Crockett A J, Cranston J M, Moss J R, Alpers J H
Respiratory Unit, Flinders Medical Centre and Flinders University, Bedford Park, South Australia.
Int J Qual Health Care. 2000 Feb;12(1):41-6. doi: 10.1093/intqhc/12.1.41.
To examine factors which impact on the length of stay and readmission for patients with chronic airflow limitation at a South Australian hospital from December 1996 until March 1998.
Discharges from Flinders Medical Centre for patients aged > or = 18 years, where chronic airflow limitation was an active problem, and including a subset with a primary diagnosis of chronic airflow limitation, were identified, retrospectively, by the center's Clinical Coding Service from the hospital's in-patient separation database.
Flinders Medical Centre, Adelaide, South Australia.
Length of stay; number of co-morbidities; readmission within 28 days.
Five-hundred and twenty discharges (male:female, 258:262) with a primary diagnosis of chronic airflow limitation (ANDRG-3 177, chronic obstructive airways disease) were identified. Readmission within 28 days was related to the number of co-morbidities and to age. A relationship between length of stay and the number of co-morbidities was identified. A mean length of stay of 6.39 days was found for patients with less than five co-morbidities, 5.36 at their first admission to Flinders Medical Centre and 3.25 at their first admission to Flinders Medical Centre with no co-morbidities. These mean lengths of stay fall below overseas data previously published and are consistent with Kong's estimate of an ideal mean length of stay of 3.2 days when a clinical management guideline is used in low-risk chronic airflow limitation patients.
Length of stay and readmission to hospital within 28 days of patients with a primary diagnosis of chronic airflow limitation is at least partly related to the number of co-morbidities and to age. The study has highlighted the difficulty of relying on changes to aggregate data as outcome measures for these patients.
^^^^^^^^
## Problems to work on
A. From the chronic airflow limitation abstract, quote the stretch from "Discharges from Flinders" through "within 28 days.".
B. According to the chronic airflow limitation abstract, what was the mean length of stay for patients at their first admission to Flinders Medical Centre with no co-morbidities?
C. List every author named in the chronic airflow limitation abstract.
^^^^^^^^
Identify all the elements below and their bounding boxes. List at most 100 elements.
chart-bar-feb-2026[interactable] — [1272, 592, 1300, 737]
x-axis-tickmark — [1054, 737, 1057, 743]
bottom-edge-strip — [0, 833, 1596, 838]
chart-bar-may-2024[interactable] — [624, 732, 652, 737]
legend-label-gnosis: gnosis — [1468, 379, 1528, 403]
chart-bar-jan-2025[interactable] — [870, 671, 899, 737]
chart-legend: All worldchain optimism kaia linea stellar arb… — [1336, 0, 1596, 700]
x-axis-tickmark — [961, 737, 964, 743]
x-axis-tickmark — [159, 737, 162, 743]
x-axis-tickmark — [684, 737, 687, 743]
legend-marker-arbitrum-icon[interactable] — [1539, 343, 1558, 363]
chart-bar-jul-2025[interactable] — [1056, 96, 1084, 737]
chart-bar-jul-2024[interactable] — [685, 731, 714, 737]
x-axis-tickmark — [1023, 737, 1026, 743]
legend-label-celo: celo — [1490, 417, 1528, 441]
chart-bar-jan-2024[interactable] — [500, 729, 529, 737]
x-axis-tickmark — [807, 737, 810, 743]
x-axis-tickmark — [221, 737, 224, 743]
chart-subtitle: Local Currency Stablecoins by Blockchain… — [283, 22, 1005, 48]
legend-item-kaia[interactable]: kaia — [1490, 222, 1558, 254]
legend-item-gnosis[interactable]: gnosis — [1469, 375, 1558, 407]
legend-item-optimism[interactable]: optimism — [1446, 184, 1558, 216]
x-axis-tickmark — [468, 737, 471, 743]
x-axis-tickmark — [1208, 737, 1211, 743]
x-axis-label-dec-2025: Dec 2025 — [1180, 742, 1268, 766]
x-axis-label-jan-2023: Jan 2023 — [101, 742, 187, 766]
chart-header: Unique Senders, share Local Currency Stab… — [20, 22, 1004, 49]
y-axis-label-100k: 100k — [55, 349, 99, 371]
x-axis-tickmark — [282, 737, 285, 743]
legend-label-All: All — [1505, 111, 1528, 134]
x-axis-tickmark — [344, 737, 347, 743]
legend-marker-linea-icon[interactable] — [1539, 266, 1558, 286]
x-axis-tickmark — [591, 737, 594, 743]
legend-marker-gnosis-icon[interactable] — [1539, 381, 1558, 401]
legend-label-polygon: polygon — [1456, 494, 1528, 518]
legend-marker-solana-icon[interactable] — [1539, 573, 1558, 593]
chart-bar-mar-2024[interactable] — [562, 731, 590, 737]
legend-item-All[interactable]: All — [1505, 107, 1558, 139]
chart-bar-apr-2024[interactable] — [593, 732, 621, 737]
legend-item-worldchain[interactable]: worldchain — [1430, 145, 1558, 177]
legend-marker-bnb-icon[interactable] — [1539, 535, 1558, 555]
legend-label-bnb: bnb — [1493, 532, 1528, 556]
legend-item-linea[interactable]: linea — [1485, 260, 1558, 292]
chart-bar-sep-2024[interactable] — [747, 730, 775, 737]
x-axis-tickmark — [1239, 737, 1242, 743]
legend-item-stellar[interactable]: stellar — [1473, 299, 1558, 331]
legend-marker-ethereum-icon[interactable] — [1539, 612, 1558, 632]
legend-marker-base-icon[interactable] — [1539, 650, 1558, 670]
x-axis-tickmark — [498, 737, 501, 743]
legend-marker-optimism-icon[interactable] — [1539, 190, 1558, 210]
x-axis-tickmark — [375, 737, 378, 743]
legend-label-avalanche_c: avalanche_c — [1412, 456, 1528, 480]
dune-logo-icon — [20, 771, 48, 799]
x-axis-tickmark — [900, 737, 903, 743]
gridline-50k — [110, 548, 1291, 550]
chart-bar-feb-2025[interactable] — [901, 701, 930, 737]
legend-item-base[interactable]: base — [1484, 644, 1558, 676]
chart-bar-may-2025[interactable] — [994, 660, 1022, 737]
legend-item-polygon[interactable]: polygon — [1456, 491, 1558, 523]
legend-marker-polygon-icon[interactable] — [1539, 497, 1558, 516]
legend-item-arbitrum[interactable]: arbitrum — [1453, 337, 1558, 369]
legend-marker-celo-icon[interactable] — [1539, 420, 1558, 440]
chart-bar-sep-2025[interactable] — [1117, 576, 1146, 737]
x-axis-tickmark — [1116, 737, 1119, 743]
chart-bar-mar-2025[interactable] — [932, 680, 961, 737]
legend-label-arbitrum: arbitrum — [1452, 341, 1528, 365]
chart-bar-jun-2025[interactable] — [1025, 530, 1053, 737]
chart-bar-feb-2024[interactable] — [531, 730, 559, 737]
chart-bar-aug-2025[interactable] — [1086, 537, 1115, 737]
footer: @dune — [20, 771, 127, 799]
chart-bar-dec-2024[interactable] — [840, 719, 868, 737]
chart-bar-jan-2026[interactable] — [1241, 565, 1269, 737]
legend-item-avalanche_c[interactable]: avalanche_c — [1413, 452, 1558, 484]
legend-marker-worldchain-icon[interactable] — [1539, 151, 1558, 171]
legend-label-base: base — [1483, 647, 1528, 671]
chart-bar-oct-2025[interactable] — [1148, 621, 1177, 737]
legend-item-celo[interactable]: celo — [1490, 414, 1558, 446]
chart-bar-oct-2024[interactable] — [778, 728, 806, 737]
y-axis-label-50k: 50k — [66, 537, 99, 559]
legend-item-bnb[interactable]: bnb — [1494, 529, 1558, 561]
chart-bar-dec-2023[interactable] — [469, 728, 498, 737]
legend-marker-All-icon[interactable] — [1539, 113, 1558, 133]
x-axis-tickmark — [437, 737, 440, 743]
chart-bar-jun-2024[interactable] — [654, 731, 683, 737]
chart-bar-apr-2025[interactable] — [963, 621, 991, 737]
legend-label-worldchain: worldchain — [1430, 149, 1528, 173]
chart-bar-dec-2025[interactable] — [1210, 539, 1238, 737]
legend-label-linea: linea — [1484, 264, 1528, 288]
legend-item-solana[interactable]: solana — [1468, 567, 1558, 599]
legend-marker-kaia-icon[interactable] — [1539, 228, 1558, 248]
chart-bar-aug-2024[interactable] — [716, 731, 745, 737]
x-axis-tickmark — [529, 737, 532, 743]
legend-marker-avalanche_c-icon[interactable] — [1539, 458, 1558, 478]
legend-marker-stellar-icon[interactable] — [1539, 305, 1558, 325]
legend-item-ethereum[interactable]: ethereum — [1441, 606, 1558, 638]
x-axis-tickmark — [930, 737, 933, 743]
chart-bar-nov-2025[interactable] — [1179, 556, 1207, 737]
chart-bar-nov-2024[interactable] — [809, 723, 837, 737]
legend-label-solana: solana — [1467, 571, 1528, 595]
^^^^^^^^
## Answers to each task
A.
Discharges from Flinders Medical Centre for patients aged > or = 18 years, where chronic airflow limitation was an active problem, and including a subset with a primary diagnosis of chronic airflow limitation, were identified, retrospectively, by the center's Clinical Coding Service from the hospital's in-patient separation database.
Flinders Medical Centre, Adelaide, South Australia.
Length of stay; number of co-morbidities; readmission within 28 days.

B. 3.25 days

C. Crockett A J, Cranston J M, Moss J R, Alpers J H